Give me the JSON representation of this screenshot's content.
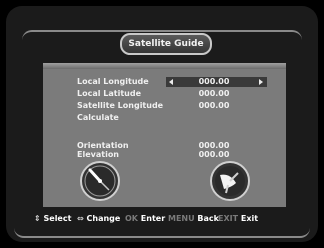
{
  "title": "Satellite Guide",
  "fields": [
    {
      "label": "Local Longitude",
      "value": "000.00"
    },
    {
      "label": "Local Latitude",
      "value": "000.00"
    },
    {
      "label": "Satellite Longitude",
      "value": "000.00"
    },
    {
      "label": "Calculate",
      "value": ""
    }
  ],
  "results": [
    {
      "label": "Orientation",
      "value": "000.00"
    },
    {
      "label": "Elevation",
      "value": "000.00"
    }
  ],
  "footer": {
    "select_label": "Select",
    "change_label": "Change",
    "ok_key": "OK",
    "enter_label": "Enter",
    "menu_key": "MENU",
    "back_label": "Back",
    "exit_key": "EXIT",
    "exit_label": "Exit"
  },
  "colors": {
    "panel": "#7b7b7b",
    "highlight": "#3a3a3a",
    "dim_key": "#7a7a7a",
    "text": "#f0f0f0"
  },
  "icons": [
    "left-arrow-icon",
    "right-arrow-icon",
    "compass-icon",
    "satellite-dish-icon",
    "updown-arrow-icon",
    "leftright-arrow-icon"
  ]
}
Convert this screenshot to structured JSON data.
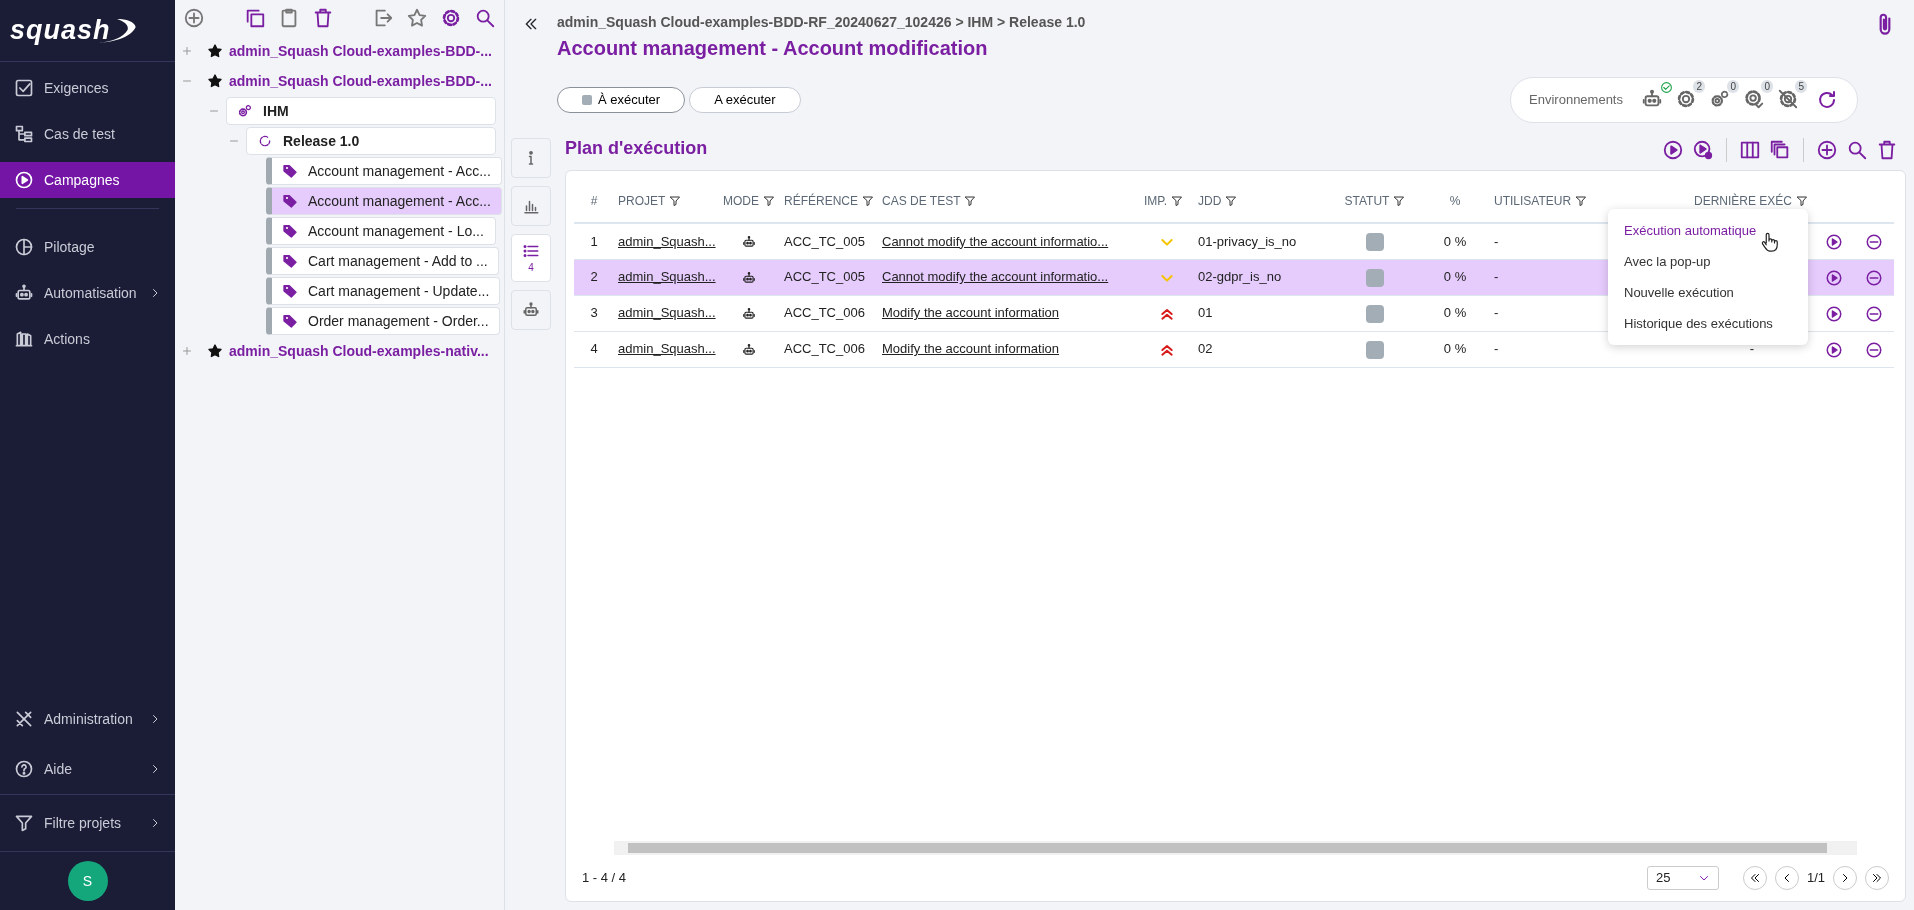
{
  "logo": "squash",
  "nav": [
    {
      "label": "Exigences",
      "selected": false,
      "submenu": false
    },
    {
      "label": "Cas de test",
      "selected": false,
      "submenu": false
    },
    {
      "label": "Campagnes",
      "selected": true,
      "submenu": false
    },
    {
      "label": "Pilotage",
      "selected": false,
      "submenu": false
    },
    {
      "label": "Automatisation",
      "selected": false,
      "submenu": true
    },
    {
      "label": "Actions",
      "selected": false,
      "submenu": false
    }
  ],
  "nav_bottom": [
    {
      "label": "Administration",
      "submenu": true
    },
    {
      "label": "Aide",
      "submenu": true
    },
    {
      "label": "Filtre projets",
      "submenu": true
    }
  ],
  "user_avatar": "S",
  "tree": [
    {
      "kind": "project",
      "label": "admin_Squash Cloud-examples-BDD-...",
      "expanded": false,
      "selected": false
    },
    {
      "kind": "project",
      "label": "admin_Squash Cloud-examples-BDD-...",
      "expanded": true,
      "selected": false,
      "children": [
        {
          "kind": "iteration",
          "label": "IHM",
          "expanded": true,
          "selected": false,
          "children": [
            {
              "kind": "release",
              "label": "Release 1.0",
              "expanded": true,
              "selected": false,
              "children": [
                {
                  "kind": "suite",
                  "label": "Account management - Acc...",
                  "selected": false
                },
                {
                  "kind": "suite",
                  "label": "Account management - Acc...",
                  "selected": true
                },
                {
                  "kind": "suite",
                  "label": "Account management - Lo...",
                  "selected": false
                },
                {
                  "kind": "suite",
                  "label": "Cart management - Add to ...",
                  "selected": false
                },
                {
                  "kind": "suite",
                  "label": "Cart management - Update...",
                  "selected": false
                },
                {
                  "kind": "suite",
                  "label": "Order management - Order...",
                  "selected": false
                }
              ]
            }
          ]
        }
      ]
    },
    {
      "kind": "project",
      "label": "admin_Squash Cloud-examples-nativ...",
      "expanded": false,
      "selected": false
    }
  ],
  "side_tabs": [
    {
      "kind": "info",
      "selected": false
    },
    {
      "kind": "chart",
      "selected": false
    },
    {
      "kind": "list",
      "selected": true,
      "count": "4"
    },
    {
      "kind": "robot",
      "selected": false
    }
  ],
  "breadcrumb": "admin_Squash Cloud-examples-BDD-RF_20240627_102426 > IHM > Release 1.0",
  "title": "Account management - Account modification",
  "status_pills": [
    {
      "label": "À exécuter",
      "selected": true,
      "color": "#a3adb5"
    },
    {
      "label": "A exécuter",
      "selected": false
    }
  ],
  "environments": {
    "label": "Environnements",
    "items": [
      {
        "kind": "robot",
        "ok": true
      },
      {
        "kind": "gear",
        "badge": "2"
      },
      {
        "kind": "gears",
        "badge": "0"
      },
      {
        "kind": "gear-check",
        "badge": "0"
      },
      {
        "kind": "gear-off",
        "badge": "5"
      }
    ]
  },
  "plan": {
    "title": "Plan d'exécution",
    "columns": [
      {
        "label": "#",
        "filter": false
      },
      {
        "label": "PROJET",
        "filter": true
      },
      {
        "label": "MODE",
        "filter": true
      },
      {
        "label": "RÉFÉRENCE",
        "filter": true
      },
      {
        "label": "CAS DE TEST",
        "filter": true
      },
      {
        "label": "IMP.",
        "filter": true
      },
      {
        "label": "JDD",
        "filter": true
      },
      {
        "label": "STATUT",
        "filter": true
      },
      {
        "label": "%",
        "filter": false
      },
      {
        "label": "UTILISATEUR",
        "filter": true
      },
      {
        "label": "DERNIÈRE EXÉC",
        "filter": true
      }
    ],
    "rows": [
      {
        "num": "1",
        "project": "admin_Squash...",
        "reference": "ACC_TC_005",
        "test_case": "Cannot modify the account informatio...",
        "importance": {
          "kind": "low"
        },
        "dataset": "01-privacy_is_no",
        "status": {
          "color": "#a3adb5"
        },
        "percent": "0 %",
        "user": "-",
        "selected": false
      },
      {
        "num": "2",
        "project": "admin_Squash...",
        "reference": "ACC_TC_005",
        "test_case": "Cannot modify the account informatio...",
        "importance": {
          "kind": "low"
        },
        "dataset": "02-gdpr_is_no",
        "status": {
          "color": "#a3adb5"
        },
        "percent": "0 %",
        "user": "-",
        "selected": true
      },
      {
        "num": "3",
        "project": "admin_Squash...",
        "reference": "ACC_TC_006",
        "test_case": "Modify the account information",
        "importance": {
          "kind": "high"
        },
        "dataset": "01",
        "status": {
          "color": "#a3adb5"
        },
        "percent": "0 %",
        "user": "-",
        "selected": false
      },
      {
        "num": "4",
        "project": "admin_Squash...",
        "reference": "ACC_TC_006",
        "test_case": "Modify the account information",
        "importance": {
          "kind": "high"
        },
        "dataset": "02",
        "status": {
          "color": "#a3adb5"
        },
        "percent": "0 %",
        "user": "-",
        "last_execution": "-",
        "selected": false
      }
    ],
    "menu": [
      {
        "label": "Exécution automatique",
        "selected": true
      },
      {
        "label": "Avec la pop-up",
        "selected": false
      },
      {
        "label": "Nouvelle exécution",
        "selected": false
      },
      {
        "label": "Historique des exécutions",
        "selected": false
      }
    ],
    "range": "1 - 4 / 4",
    "page_size": "25",
    "page": "1/1"
  }
}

···

*INSTRUCTIONS TO FOLLOW*
Print the complete listing exactly as it stands, without its pictures.

*SOLUTION TO THE PROBLEM*
Give me the JSON representation of this screenshot's content.
{
  "title": "Satellite Guide",
  "fields": [
    {
      "label": "Local Longitude",
      "value": "000.00"
    },
    {
      "label": "Local Latitude",
      "value": "000.00"
    },
    {
      "label": "Satellite Longitude",
      "value": "000.00"
    },
    {
      "label": "Calculate",
      "value": ""
    }
  ],
  "results": [
    {
      "label": "Orientation",
      "value": "000.00"
    },
    {
      "label": "Elevation",
      "value": "000.00"
    }
  ],
  "footer": {
    "select_label": "Select",
    "change_label": "Change",
    "ok_key": "OK",
    "enter_label": "Enter",
    "menu_key": "MENU",
    "back_label": "Back",
    "exit_key": "EXIT",
    "exit_label": "Exit"
  },
  "colors": {
    "panel": "#7b7b7b",
    "highlight": "#3a3a3a",
    "dim_key": "#7a7a7a",
    "text": "#f0f0f0"
  },
  "icons": [
    "left-arrow-icon",
    "right-arrow-icon",
    "compass-icon",
    "satellite-dish-icon",
    "updown-arrow-icon",
    "leftright-arrow-icon"
  ]
}
Convert this screenshot to structured JSON data.
{
  "logo": "squash",
  "nav": [
    {
      "label": "Exigences",
      "selected": false,
      "submenu": false
    },
    {
      "label": "Cas de test",
      "selected": false,
      "submenu": false
    },
    {
      "label": "Campagnes",
      "selected": true,
      "submenu": false
    },
    {
      "label": "Pilotage",
      "selected": false,
      "submenu": false
    },
    {
      "label": "Automatisation",
      "selected": false,
      "submenu": true
    },
    {
      "label": "Actions",
      "selected": false,
      "submenu": false
    }
  ],
  "nav_bottom": [
    {
      "label": "Administration",
      "submenu": true
    },
    {
      "label": "Aide",
      "submenu": true
    },
    {
      "label": "Filtre projets",
      "submenu": true
    }
  ],
  "user_avatar": "S",
  "tree": [
    {
      "kind": "project",
      "label": "admin_Squash Cloud-examples-BDD-...",
      "expanded": false,
      "selected": false
    },
    {
      "kind": "project",
      "label": "admin_Squash Cloud-examples-BDD-...",
      "expanded": true,
      "selected": false,
      "children": [
        {
          "kind": "iteration",
          "label": "IHM",
          "expanded": true,
          "selected": false,
          "children": [
            {
              "kind": "release",
              "label": "Release 1.0",
              "expanded": true,
              "selected": false,
              "children": [
                {
                  "kind": "suite",
                  "label": "Account management - Acc...",
                  "selected": false
                },
                {
                  "kind": "suite",
                  "label": "Account management - Acc...",
                  "selected": true
                },
                {
                  "kind": "suite",
                  "label": "Account management - Lo...",
                  "selected": false
                },
                {
                  "kind": "suite",
                  "label": "Cart management - Add to ...",
                  "selected": false
                },
                {
                  "kind": "suite",
                  "label": "Cart management - Update...",
                  "selected": false
                },
                {
                  "kind": "suite",
                  "label": "Order management - Order...",
                  "selected": false
                }
              ]
            }
          ]
        }
      ]
    },
    {
      "kind": "project",
      "label": "admin_Squash Cloud-examples-nativ...",
      "expanded": false,
      "selected": false
    }
  ],
  "side_tabs": [
    {
      "kind": "info",
      "selected": false
    },
    {
      "kind": "chart",
      "selected": false
    },
    {
      "kind": "list",
      "selected": true,
      "count": "4"
    },
    {
      "kind": "robot",
      "selected": false
    }
  ],
  "breadcrumb": "admin_Squash Cloud-examples-BDD-RF_20240627_102426 > IHM > Release 1.0",
  "title": "Account management - Account modification",
  "status_pills": [
    {
      "label": "À exécuter",
      "selected": true,
      "color": "#a3adb5"
    },
    {
      "label": "A exécuter",
      "selected": false
    }
  ],
  "environments": {
    "label": "Environnements",
    "items": [
      {
        "kind": "robot",
        "ok": true
      },
      {
        "kind": "gear",
        "badge": "2"
      },
      {
        "kind": "gears",
        "badge": "0"
      },
      {
        "kind": "gear-check",
        "badge": "0"
      },
      {
        "kind": "gear-off",
        "badge": "5"
      }
    ]
  },
  "plan": {
    "title": "Plan d'exécution",
    "columns": [
      {
        "label": "#",
        "filter": false
      },
      {
        "label": "PROJET",
        "filter": true
      },
      {
        "label": "MODE",
        "filter": true
      },
      {
        "label": "RÉFÉRENCE",
        "filter": true
      },
      {
        "label": "CAS DE TEST",
        "filter": true
      },
      {
        "label": "IMP.",
        "filter": true
      },
      {
        "label": "JDD",
        "filter": true
      },
      {
        "label": "STATUT",
        "filter": true
      },
      {
        "label": "%",
        "filter": false
      },
      {
        "label": "UTILISATEUR",
        "filter": true
      },
      {
        "label": "DERNIÈRE EXÉC",
        "filter": true
      }
    ],
    "rows": [
      {
        "num": "1",
        "project": "admin_Squash...",
        "reference": "ACC_TC_005",
        "test_case": "Cannot modify the account informatio...",
        "importance": {
          "kind": "low"
        },
        "dataset": "01-privacy_is_no",
        "status": {
          "color": "#a3adb5"
        },
        "percent": "0 %",
        "user": "-",
        "selected": false
      },
      {
        "num": "2",
        "project": "admin_Squash...",
        "reference": "ACC_TC_005",
        "test_case": "Cannot modify the account informatio...",
        "importance": {
          "kind": "low"
        },
        "dataset": "02-gdpr_is_no",
        "status": {
          "color": "#a3adb5"
        },
        "percent": "0 %",
        "user": "-",
        "selected": true
      },
      {
        "num": "3",
        "project": "admin_Squash...",
        "reference": "ACC_TC_006",
        "test_case": "Modify the account information",
        "importance": {
          "kind": "high"
        },
        "dataset": "01",
        "status": {
          "color": "#a3adb5"
        },
        "percent": "0 %",
        "user": "-",
        "selected": false
      },
      {
        "num": "4",
        "project": "admin_Squash...",
        "reference": "ACC_TC_006",
        "test_case": "Modify the account information",
        "importance": {
          "kind": "high"
        },
        "dataset": "02",
        "status": {
          "color": "#a3adb5"
        },
        "percent": "0 %",
        "user": "-",
        "last_execution": "-",
        "selected": false
      }
    ],
    "menu": [
      {
        "label": "Exécution automatique",
        "selected": true
      },
      {
        "label": "Avec la pop-up",
        "selected": false
      },
      {
        "label": "Nouvelle exécution",
        "selected": false
      },
      {
        "label": "Historique des exécutions",
        "selected": false
      }
    ],
    "range": "1 - 4 / 4",
    "page_size": "25",
    "page": "1/1"
  }
}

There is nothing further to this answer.